§ **Task details**
Go through the entries below and pick out every line with "color".

§ **Data items**
## Start
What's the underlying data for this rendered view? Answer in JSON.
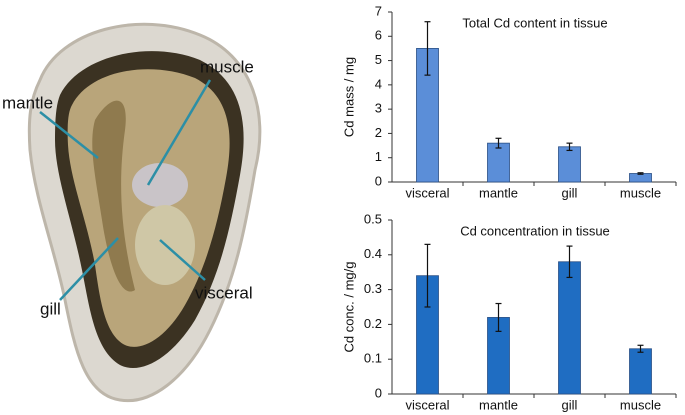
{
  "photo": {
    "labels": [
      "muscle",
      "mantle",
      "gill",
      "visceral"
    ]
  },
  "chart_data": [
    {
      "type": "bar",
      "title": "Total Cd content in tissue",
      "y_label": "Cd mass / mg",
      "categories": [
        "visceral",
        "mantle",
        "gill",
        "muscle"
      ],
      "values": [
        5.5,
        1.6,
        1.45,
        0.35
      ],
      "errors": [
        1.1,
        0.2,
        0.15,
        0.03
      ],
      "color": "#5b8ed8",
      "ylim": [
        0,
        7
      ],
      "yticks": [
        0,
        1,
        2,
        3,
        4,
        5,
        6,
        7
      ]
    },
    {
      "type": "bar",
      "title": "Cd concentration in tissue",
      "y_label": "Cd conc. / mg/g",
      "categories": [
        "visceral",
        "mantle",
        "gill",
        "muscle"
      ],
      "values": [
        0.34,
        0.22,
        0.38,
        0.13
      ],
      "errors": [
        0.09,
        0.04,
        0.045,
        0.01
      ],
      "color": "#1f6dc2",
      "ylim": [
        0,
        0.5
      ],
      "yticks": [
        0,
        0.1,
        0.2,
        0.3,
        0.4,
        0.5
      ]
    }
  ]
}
## End
## Start
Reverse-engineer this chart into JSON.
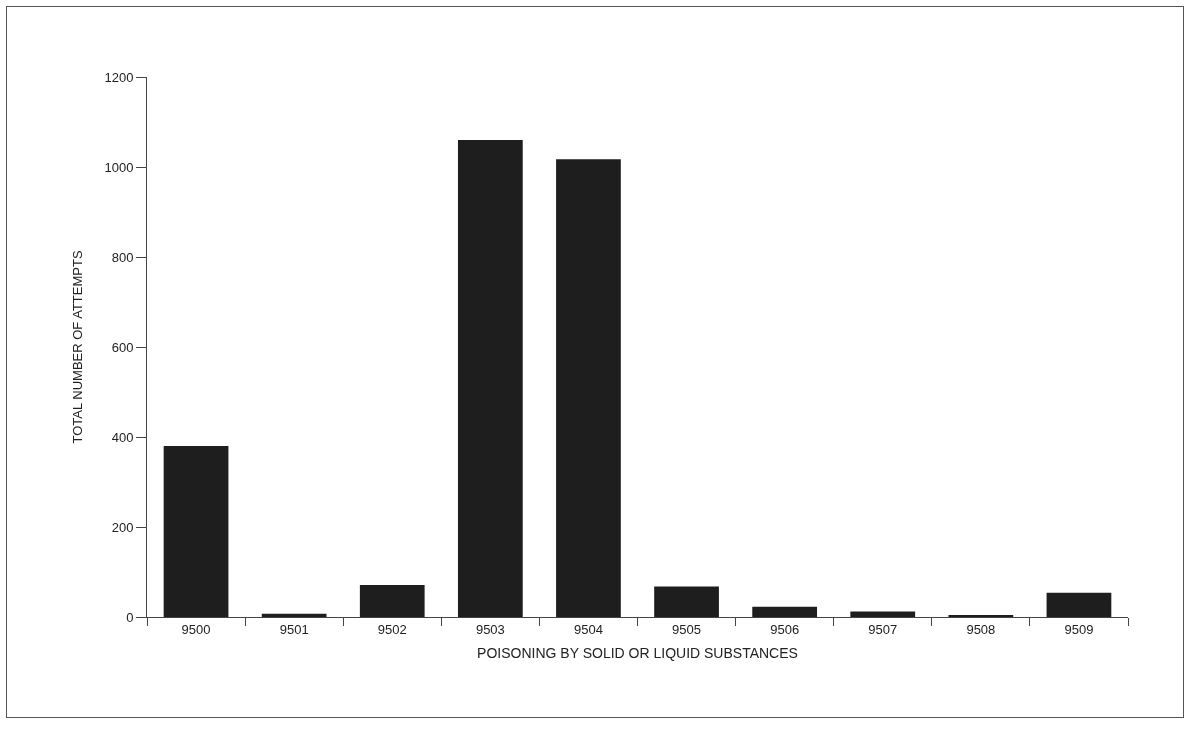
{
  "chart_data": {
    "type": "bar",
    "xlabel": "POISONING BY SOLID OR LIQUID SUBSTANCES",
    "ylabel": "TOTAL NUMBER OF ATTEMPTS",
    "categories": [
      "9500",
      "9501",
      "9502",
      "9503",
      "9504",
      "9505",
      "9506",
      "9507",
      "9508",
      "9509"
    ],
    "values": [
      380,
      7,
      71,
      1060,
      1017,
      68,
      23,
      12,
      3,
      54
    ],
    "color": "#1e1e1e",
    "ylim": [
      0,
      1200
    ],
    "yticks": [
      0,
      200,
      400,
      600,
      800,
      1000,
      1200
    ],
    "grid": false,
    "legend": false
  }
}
## End
## Start
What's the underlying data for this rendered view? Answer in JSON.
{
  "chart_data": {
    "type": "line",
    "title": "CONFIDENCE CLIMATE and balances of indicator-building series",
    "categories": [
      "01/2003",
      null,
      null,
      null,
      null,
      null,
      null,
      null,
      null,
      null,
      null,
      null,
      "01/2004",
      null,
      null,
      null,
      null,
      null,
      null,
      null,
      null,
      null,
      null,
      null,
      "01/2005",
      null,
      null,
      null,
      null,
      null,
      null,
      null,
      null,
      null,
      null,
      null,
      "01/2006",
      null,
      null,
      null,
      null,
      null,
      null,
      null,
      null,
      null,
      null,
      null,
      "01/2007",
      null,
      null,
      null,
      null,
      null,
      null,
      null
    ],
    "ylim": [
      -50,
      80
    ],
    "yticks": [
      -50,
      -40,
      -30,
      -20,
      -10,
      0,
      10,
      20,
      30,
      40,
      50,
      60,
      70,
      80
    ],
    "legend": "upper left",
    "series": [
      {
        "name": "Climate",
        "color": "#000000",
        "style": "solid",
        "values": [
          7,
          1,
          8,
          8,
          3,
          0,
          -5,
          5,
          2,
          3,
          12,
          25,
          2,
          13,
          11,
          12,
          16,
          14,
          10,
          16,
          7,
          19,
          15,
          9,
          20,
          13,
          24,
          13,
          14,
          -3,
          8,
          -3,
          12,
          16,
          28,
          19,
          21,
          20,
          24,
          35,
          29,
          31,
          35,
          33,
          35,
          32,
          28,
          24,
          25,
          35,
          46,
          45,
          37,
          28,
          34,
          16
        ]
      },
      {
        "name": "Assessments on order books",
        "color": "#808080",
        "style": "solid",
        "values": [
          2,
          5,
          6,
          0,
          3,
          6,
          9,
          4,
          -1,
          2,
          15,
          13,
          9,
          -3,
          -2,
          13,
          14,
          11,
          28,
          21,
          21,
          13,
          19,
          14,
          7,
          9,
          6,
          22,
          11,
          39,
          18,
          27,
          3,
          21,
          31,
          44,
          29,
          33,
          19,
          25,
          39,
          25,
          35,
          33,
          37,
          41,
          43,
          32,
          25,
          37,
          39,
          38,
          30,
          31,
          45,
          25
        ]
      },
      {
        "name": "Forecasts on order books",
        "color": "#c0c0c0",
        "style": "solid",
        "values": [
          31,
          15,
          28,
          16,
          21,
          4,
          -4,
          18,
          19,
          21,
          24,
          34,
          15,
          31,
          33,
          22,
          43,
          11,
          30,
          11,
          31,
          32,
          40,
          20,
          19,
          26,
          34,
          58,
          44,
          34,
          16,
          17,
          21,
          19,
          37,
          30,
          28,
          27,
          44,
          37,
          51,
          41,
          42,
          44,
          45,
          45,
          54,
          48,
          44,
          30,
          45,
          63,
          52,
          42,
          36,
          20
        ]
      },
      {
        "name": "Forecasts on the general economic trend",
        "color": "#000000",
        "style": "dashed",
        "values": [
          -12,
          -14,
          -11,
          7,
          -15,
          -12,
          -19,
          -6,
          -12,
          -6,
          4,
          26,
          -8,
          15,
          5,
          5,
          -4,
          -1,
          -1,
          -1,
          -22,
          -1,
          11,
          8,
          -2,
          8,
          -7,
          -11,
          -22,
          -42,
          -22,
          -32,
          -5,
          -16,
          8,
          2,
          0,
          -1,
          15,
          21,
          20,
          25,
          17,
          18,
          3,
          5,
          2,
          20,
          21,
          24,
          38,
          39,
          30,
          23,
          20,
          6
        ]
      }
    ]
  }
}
## End
§ **Response to the exercise**
      "color": "#5b8ed8",
      "color": "#1f6dc2",
    "color": "#1e1e1e",
        "color": "#000000",
        "color": "#808080",
        "color": "#c0c0c0",
        "color": "#000000",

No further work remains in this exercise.